**TASK REQUIREMENTS:**
Can you reproduce the listing below line for line, without changing anything?
begin DATA SECTION
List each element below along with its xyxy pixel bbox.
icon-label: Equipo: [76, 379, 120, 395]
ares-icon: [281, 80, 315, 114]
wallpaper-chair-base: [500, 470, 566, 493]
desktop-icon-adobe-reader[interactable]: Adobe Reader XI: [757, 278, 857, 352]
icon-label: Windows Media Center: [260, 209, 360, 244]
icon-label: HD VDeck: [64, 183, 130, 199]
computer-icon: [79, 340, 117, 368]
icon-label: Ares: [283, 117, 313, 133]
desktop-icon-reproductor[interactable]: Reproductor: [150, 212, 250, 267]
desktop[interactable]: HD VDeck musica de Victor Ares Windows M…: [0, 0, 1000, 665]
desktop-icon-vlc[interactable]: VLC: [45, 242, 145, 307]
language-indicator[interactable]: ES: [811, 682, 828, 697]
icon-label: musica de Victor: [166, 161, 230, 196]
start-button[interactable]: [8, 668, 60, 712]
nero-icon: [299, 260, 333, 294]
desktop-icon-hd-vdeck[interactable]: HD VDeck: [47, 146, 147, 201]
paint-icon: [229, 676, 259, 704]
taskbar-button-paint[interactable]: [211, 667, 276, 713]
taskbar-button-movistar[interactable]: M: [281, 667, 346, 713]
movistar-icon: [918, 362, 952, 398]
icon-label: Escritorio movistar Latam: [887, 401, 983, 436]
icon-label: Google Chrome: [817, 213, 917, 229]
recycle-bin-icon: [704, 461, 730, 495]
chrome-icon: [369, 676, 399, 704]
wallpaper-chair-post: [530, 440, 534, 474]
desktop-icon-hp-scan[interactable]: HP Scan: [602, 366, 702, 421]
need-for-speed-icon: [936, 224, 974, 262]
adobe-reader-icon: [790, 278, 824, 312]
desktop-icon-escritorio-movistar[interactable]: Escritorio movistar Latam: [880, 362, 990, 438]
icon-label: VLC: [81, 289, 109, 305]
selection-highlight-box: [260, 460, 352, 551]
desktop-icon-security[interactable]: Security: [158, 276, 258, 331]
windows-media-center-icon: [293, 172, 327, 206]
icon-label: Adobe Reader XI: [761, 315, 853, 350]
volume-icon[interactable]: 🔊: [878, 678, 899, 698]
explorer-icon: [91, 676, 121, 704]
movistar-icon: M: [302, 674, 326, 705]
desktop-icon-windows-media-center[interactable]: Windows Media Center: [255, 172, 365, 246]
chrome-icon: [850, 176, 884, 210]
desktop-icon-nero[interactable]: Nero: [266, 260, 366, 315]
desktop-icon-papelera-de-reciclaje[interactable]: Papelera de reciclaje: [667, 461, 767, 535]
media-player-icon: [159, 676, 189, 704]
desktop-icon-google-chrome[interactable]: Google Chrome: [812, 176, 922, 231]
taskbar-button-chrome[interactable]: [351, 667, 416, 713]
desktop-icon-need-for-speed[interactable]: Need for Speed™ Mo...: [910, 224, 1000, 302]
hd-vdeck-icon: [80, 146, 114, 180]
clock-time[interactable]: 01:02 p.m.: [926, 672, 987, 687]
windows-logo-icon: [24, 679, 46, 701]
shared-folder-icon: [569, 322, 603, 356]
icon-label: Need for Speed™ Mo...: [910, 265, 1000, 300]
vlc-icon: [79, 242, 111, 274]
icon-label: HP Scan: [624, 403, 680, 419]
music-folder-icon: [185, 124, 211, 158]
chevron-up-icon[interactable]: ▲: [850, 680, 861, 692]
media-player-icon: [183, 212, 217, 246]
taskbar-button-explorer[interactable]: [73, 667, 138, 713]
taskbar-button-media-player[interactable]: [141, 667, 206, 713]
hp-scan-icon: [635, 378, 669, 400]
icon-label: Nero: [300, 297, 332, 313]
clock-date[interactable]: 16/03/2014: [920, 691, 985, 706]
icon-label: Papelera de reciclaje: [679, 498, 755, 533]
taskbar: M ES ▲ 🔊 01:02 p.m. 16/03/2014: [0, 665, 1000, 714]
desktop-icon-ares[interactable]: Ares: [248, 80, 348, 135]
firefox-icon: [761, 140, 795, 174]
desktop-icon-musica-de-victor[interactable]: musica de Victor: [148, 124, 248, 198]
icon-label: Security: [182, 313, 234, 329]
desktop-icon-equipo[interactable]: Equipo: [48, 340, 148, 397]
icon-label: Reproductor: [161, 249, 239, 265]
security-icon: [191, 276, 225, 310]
end DATA SECTION
**OUTPUT FOR THIS EXERCISE:**
List each element below along with its xyxy pixel bbox.
icon-label: Equipo: [76, 379, 120, 395]
ares-icon: [281, 80, 315, 114]
wallpaper-chair-base: [500, 470, 566, 493]
desktop-icon-adobe-reader[interactable]: Adobe Reader XI: [757, 278, 857, 352]
icon-label: Windows Media Center: [260, 209, 360, 244]
icon-label: HD VDeck: [64, 183, 130, 199]
computer-icon: [79, 340, 117, 368]
icon-label: Ares: [283, 117, 313, 133]
desktop-icon-reproductor[interactable]: Reproductor: [150, 212, 250, 267]
desktop[interactable]: HD VDeck musica de Victor Ares Windows M…: [0, 0, 1000, 665]
desktop-icon-vlc[interactable]: VLC: [45, 242, 145, 307]
language-indicator[interactable]: ES: [811, 682, 828, 697]
icon-label: musica de Victor: [166, 161, 230, 196]
start-button[interactable]: [8, 668, 60, 712]
nero-icon: [299, 260, 333, 294]
desktop-icon-hd-vdeck[interactable]: HD VDeck: [47, 146, 147, 201]
paint-icon: [229, 676, 259, 704]
taskbar-button-paint[interactable]: [211, 667, 276, 713]
taskbar-button-movistar[interactable]: M: [281, 667, 346, 713]
movistar-icon: [918, 362, 952, 398]
icon-label: Escritorio movistar Latam: [887, 401, 983, 436]
icon-label: Google Chrome: [817, 213, 917, 229]
recycle-bin-icon: [704, 461, 730, 495]
chrome-icon: [369, 676, 399, 704]
wallpaper-chair-post: [530, 440, 534, 474]
desktop-icon-hp-scan[interactable]: HP Scan: [602, 366, 702, 421]
need-for-speed-icon: [936, 224, 974, 262]
adobe-reader-icon: [790, 278, 824, 312]
desktop-icon-escritorio-movistar[interactable]: Escritorio movistar Latam: [880, 362, 990, 438]
icon-label: VLC: [81, 289, 109, 305]
selection-highlight-box: [260, 460, 352, 551]
desktop-icon-security[interactable]: Security: [158, 276, 258, 331]
windows-media-center-icon: [293, 172, 327, 206]
icon-label: Adobe Reader XI: [761, 315, 853, 350]
volume-icon[interactable]: 🔊: [878, 678, 899, 698]
explorer-icon: [91, 676, 121, 704]
movistar-icon: M: [302, 674, 326, 705]
desktop-icon-windows-media-center[interactable]: Windows Media Center: [255, 172, 365, 246]
chrome-icon: [850, 176, 884, 210]
desktop-icon-nero[interactable]: Nero: [266, 260, 366, 315]
desktop-icon-papelera-de-reciclaje[interactable]: Papelera de reciclaje: [667, 461, 767, 535]
media-player-icon: [159, 676, 189, 704]
desktop-icon-google-chrome[interactable]: Google Chrome: [812, 176, 922, 231]
taskbar-button-chrome[interactable]: [351, 667, 416, 713]
desktop-icon-need-for-speed[interactable]: Need for Speed™ Mo...: [910, 224, 1000, 302]
hd-vdeck-icon: [80, 146, 114, 180]
clock-time[interactable]: 01:02 p.m.: [926, 672, 987, 687]
windows-logo-icon: [24, 679, 46, 701]
shared-folder-icon: [569, 322, 603, 356]
icon-label: Need for Speed™ Mo...: [910, 265, 1000, 300]
vlc-icon: [79, 242, 111, 274]
icon-label: HP Scan: [624, 403, 680, 419]
music-folder-icon: [185, 124, 211, 158]
chevron-up-icon[interactable]: ▲: [850, 680, 861, 692]
media-player-icon: [183, 212, 217, 246]
taskbar-button-explorer[interactable]: [73, 667, 138, 713]
taskbar-button-media-player[interactable]: [141, 667, 206, 713]
hp-scan-icon: [635, 378, 669, 400]
icon-label: Nero: [300, 297, 332, 313]
clock-date[interactable]: 16/03/2014: [920, 691, 985, 706]
icon-label: Papelera de reciclaje: [679, 498, 755, 533]
taskbar: M ES ▲ 🔊 01:02 p.m. 16/03/2014: [0, 665, 1000, 714]
desktop-icon-ares[interactable]: Ares: [248, 80, 348, 135]
firefox-icon: [761, 140, 795, 174]
desktop-icon-musica-de-victor[interactable]: musica de Victor: [148, 124, 248, 198]
icon-label: Security: [182, 313, 234, 329]
desktop-icon-equipo[interactable]: Equipo: [48, 340, 148, 397]
icon-label: Reproductor: [161, 249, 239, 265]
security-icon: [191, 276, 225, 310]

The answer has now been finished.